◆ WHAT TO PRODUCE
Pull every line containing "оказание" out of the material below.

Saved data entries

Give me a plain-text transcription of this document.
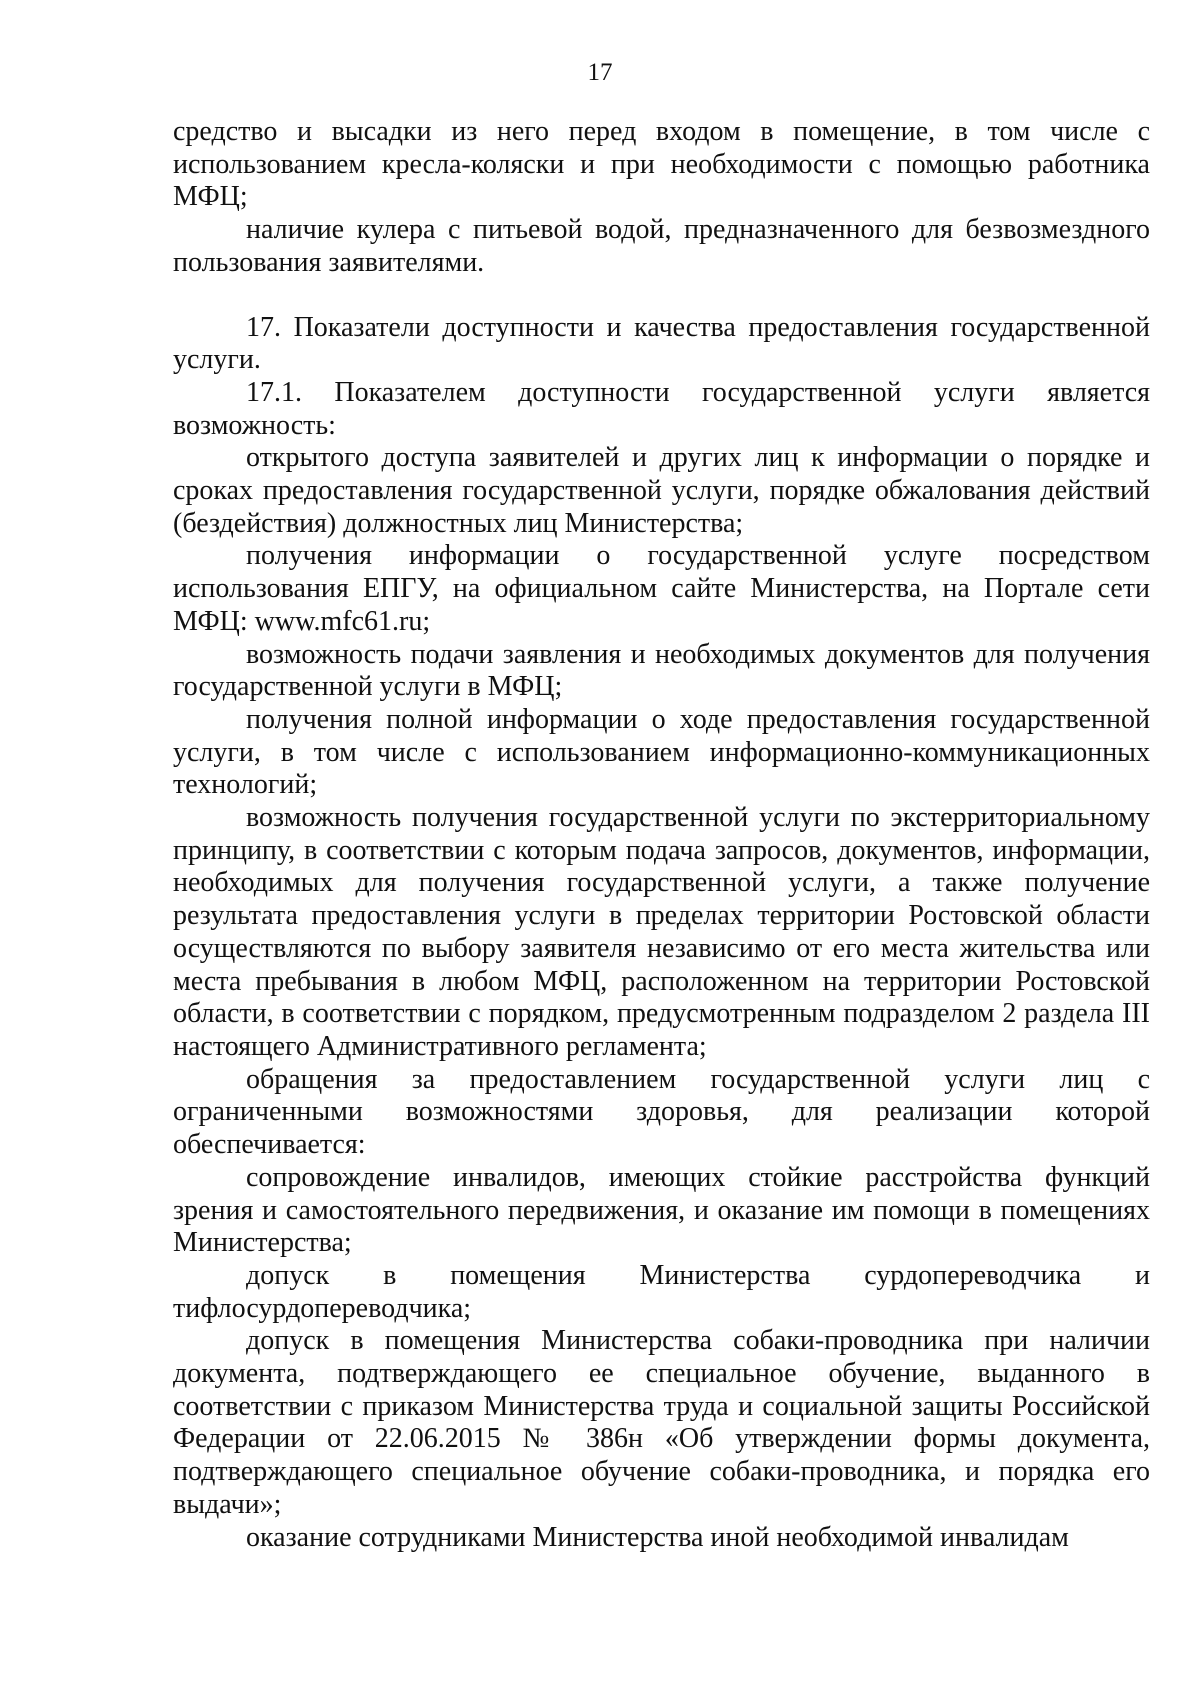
17

средство и высадки из него перед входом в помещение, в том числе с использованием кресла-коляски и при необходимости с помощью работника МФЦ;

наличие кулера с питьевой водой, предназначенного для безвозмездного пользования заявителями.

17. Показатели доступности и качества предоставления государственной услуги.

17.1. Показателем доступности государственной услуги является возможность:

открытого доступа заявителей и других лиц к информации о порядке и сроках предоставления государственной услуги, порядке обжалования действий (бездействия) должностных лиц Министерства;

получения информации о государственной услуге посредством использования ЕПГУ, на официальном сайте Министерства, на Портале сети МФЦ: www.mfc61.ru;

возможность подачи заявления и необходимых документов для получения государственной услуги в МФЦ;

получения полной информации о ходе предоставления государственной услуги, в том числе с использованием информационно-коммуникационных технологий;

возможность получения государственной услуги по экстерриториальному принципу, в соответствии с которым подача запросов, документов, информации, необходимых для получения государственной услуги, а также получение результата предоставления услуги в пределах территории Ростовской области осуществляются по выбору заявителя независимо от его места жительства или места пребывания в любом МФЦ, расположенном на территории Ростовской области, в соответствии с порядком, предусмотренным подразделом 2 раздела III настоящего Административного регламента;

обращения за предоставлением государственной услуги лиц с ограниченными возможностями здоровья, для реализации которой обеспечивается:

сопровождение инвалидов, имеющих стойкие расстройства функций зрения и самостоятельного передвижения, и оказание им помощи в помещениях Министерства;

допуск в помещения Министерства сурдопереводчика и тифлосурдопереводчика;

допуск в помещения Министерства собаки-проводника при наличии документа, подтверждающего ее специальное обучение, выданного в соответствии с приказом Министерства труда и социальной защиты Российской Федерации от 22.06.2015 № 386н «Об утверждении формы документа, подтверждающего специальное обучение собаки-проводника, и порядка его выдачи»;

оказание сотрудниками Министерства иной необходимой инвалидам
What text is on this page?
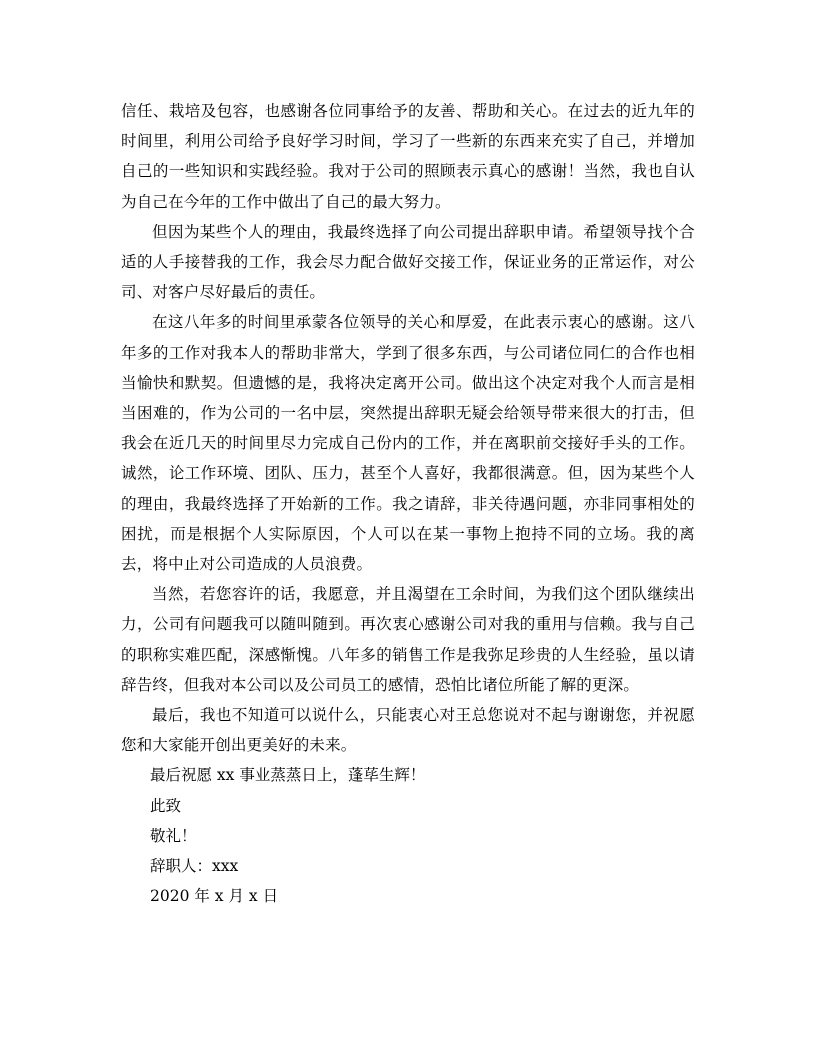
信任、栽培及包容，也感谢各位同事给予的友善、帮助和关心。在过去的近九年的时间里，利用公司给予良好学习时间，学习了一些新的东西来充实了自己，并增加自己的一些知识和实践经验。我对于公司的照顾表示真心的感谢！当然，我也自认为自己在今年的工作中做出了自己的最大努力。

但因为某些个人的理由，我最终选择了向公司提出辞职申请。希望领导找个合适的人手接替我的工作，我会尽力配合做好交接工作，保证业务的正常运作，对公司、对客户尽好最后的责任。

在这八年多的时间里承蒙各位领导的关心和厚爱，在此表示衷心的感谢。这八年多的工作对我本人的帮助非常大，学到了很多东西，与公司诸位同仁的合作也相当愉快和默契。但遗憾的是，我将决定离开公司。做出这个决定对我个人而言是相当困难的，作为公司的一名中层，突然提出辞职无疑会给领导带来很大的打击，但我会在近几天的时间里尽力完成自己份内的工作，并在离职前交接好手头的工作。诚然，论工作环境、团队、压力，甚至个人喜好，我都很满意。但，因为某些个人的理由，我最终选择了开始新的工作。我之请辞，非关待遇问题，亦非同事相处的困扰，而是根据个人实际原因，个人可以在某一事物上抱持不同的立场。我的离去，将中止对公司造成的人员浪费。

当然，若您容许的话，我愿意，并且渴望在工余时间，为我们这个团队继续出力，公司有问题我可以随叫随到。再次衷心感谢公司对我的重用与信赖。我与自己的职称实难匹配，深感惭愧。八年多的销售工作是我弥足珍贵的人生经验，虽以请辞告终，但我对本公司以及公司员工的感情，恐怕比诸位所能了解的更深。

最后，我也不知道可以说什么，只能衷心对王总您说对不起与谢谢您，并祝愿您和大家能开创出更美好的未来。

最后祝愿 xx 事业蒸蒸日上，蓬荜生辉！

此致

敬礼！

辞职人：xxx

2020 年 x 月 x 日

◆ THE OUTPUT
сопровождение инвалидов, имеющих стойкие расстройства функций зрения и самостоятельного передвижения, и оказание им помощи в помещениях Министерства;
оказание сотрудниками Министерства иной необходимой инвалидам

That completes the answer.